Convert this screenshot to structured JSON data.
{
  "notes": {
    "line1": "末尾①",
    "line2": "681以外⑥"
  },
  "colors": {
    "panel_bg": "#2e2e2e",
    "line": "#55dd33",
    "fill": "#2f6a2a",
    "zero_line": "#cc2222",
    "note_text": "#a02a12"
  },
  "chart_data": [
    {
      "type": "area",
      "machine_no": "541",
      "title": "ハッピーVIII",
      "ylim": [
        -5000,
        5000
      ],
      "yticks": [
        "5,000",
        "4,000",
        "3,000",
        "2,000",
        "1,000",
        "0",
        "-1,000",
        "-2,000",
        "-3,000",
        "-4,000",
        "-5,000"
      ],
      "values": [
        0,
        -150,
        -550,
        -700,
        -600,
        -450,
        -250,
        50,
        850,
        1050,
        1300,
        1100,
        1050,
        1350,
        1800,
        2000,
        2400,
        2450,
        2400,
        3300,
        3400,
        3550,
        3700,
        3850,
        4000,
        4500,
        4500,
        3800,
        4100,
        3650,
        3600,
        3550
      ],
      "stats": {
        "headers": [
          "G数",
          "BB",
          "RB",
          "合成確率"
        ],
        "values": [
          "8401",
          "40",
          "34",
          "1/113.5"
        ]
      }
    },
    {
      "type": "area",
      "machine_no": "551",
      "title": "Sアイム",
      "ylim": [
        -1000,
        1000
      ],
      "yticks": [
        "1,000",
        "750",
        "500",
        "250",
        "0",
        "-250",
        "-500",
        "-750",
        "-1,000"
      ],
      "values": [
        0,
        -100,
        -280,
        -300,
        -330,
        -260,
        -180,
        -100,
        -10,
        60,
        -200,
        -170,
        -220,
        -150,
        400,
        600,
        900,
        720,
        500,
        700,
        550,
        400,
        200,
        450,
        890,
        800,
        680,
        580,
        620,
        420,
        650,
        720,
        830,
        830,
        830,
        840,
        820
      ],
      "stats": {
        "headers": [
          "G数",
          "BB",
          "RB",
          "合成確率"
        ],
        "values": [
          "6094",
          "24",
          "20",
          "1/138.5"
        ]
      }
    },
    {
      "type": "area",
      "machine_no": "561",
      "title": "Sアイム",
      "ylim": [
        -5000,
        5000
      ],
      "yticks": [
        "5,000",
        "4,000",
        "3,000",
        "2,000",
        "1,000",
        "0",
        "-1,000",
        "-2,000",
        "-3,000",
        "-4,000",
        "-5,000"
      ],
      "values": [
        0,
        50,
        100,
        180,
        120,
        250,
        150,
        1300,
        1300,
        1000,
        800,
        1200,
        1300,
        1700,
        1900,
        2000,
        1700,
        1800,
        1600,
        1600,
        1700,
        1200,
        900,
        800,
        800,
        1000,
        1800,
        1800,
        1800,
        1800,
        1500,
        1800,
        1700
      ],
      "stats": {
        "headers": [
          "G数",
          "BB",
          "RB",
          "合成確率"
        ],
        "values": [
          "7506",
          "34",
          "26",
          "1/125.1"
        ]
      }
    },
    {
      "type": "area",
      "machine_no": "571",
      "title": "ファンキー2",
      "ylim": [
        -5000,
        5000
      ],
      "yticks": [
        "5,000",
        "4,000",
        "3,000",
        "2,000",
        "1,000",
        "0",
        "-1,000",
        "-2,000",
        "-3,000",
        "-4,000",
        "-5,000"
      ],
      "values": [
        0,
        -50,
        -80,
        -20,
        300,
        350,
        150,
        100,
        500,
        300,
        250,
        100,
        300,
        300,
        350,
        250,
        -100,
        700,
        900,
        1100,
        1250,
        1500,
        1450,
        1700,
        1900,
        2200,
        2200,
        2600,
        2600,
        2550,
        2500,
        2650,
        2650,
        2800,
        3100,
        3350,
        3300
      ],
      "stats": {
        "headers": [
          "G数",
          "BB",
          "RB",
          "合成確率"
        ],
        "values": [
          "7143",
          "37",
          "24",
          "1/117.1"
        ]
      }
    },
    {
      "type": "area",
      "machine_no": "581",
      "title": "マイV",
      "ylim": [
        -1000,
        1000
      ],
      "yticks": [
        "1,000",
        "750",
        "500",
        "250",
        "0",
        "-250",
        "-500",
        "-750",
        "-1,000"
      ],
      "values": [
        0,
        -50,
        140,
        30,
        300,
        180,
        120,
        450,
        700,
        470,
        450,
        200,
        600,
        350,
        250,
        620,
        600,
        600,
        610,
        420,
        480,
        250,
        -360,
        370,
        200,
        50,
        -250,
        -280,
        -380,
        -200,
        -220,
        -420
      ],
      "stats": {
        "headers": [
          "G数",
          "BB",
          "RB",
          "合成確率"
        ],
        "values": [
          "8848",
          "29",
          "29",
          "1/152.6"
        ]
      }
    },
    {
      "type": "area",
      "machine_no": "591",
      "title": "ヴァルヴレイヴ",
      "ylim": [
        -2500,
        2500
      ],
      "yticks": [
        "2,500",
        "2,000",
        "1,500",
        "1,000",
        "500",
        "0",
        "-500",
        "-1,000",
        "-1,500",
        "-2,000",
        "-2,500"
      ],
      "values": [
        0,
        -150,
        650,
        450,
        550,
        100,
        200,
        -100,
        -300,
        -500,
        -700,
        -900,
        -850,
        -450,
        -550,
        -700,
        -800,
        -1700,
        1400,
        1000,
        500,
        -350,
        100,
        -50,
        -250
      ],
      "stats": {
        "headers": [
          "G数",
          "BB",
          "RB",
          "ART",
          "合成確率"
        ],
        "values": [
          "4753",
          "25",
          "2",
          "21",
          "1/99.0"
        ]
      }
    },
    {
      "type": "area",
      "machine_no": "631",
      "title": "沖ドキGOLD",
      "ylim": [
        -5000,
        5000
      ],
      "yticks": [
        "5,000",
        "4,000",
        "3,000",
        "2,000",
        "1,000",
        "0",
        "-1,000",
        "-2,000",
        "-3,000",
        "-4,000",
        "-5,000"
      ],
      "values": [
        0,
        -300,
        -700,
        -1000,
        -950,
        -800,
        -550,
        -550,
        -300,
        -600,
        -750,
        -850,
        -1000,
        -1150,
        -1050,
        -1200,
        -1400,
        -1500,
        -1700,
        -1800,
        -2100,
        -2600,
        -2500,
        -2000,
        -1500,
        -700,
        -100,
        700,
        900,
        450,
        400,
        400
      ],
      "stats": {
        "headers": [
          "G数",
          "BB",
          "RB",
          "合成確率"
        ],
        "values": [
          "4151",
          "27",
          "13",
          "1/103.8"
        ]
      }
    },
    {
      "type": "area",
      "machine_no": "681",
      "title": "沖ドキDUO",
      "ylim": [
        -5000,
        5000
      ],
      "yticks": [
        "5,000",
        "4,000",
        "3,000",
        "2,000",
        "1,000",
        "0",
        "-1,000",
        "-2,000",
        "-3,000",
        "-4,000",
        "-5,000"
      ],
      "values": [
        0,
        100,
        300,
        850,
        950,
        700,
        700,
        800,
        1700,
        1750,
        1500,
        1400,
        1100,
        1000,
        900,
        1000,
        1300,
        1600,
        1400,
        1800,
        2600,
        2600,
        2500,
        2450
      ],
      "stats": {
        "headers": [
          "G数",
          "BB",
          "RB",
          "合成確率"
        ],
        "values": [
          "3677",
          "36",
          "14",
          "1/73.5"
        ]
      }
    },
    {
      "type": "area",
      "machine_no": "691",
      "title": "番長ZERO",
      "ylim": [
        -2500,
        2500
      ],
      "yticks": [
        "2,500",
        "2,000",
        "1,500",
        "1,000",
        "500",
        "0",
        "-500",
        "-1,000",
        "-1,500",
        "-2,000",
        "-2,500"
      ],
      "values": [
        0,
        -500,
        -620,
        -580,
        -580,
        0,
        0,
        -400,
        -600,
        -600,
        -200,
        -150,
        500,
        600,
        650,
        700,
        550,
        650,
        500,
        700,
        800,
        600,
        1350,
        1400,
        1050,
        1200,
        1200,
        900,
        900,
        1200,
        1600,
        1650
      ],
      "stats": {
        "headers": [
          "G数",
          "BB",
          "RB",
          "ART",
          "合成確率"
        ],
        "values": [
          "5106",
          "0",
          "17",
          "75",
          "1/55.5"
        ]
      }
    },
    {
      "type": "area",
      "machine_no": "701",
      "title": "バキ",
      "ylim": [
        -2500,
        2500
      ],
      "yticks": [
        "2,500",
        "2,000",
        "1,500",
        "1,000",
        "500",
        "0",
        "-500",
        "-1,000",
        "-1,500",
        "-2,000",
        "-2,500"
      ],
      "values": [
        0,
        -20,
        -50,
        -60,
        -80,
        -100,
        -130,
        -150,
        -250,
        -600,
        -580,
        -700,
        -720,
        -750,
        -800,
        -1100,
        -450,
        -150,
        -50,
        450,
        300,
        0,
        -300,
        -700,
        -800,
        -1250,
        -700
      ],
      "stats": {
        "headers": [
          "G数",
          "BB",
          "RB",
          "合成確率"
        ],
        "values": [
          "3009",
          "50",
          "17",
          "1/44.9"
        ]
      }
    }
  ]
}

=== Task statement ===
Count every line above that holds the string "title" and give the total, nothing more.

=== The completed task ===
10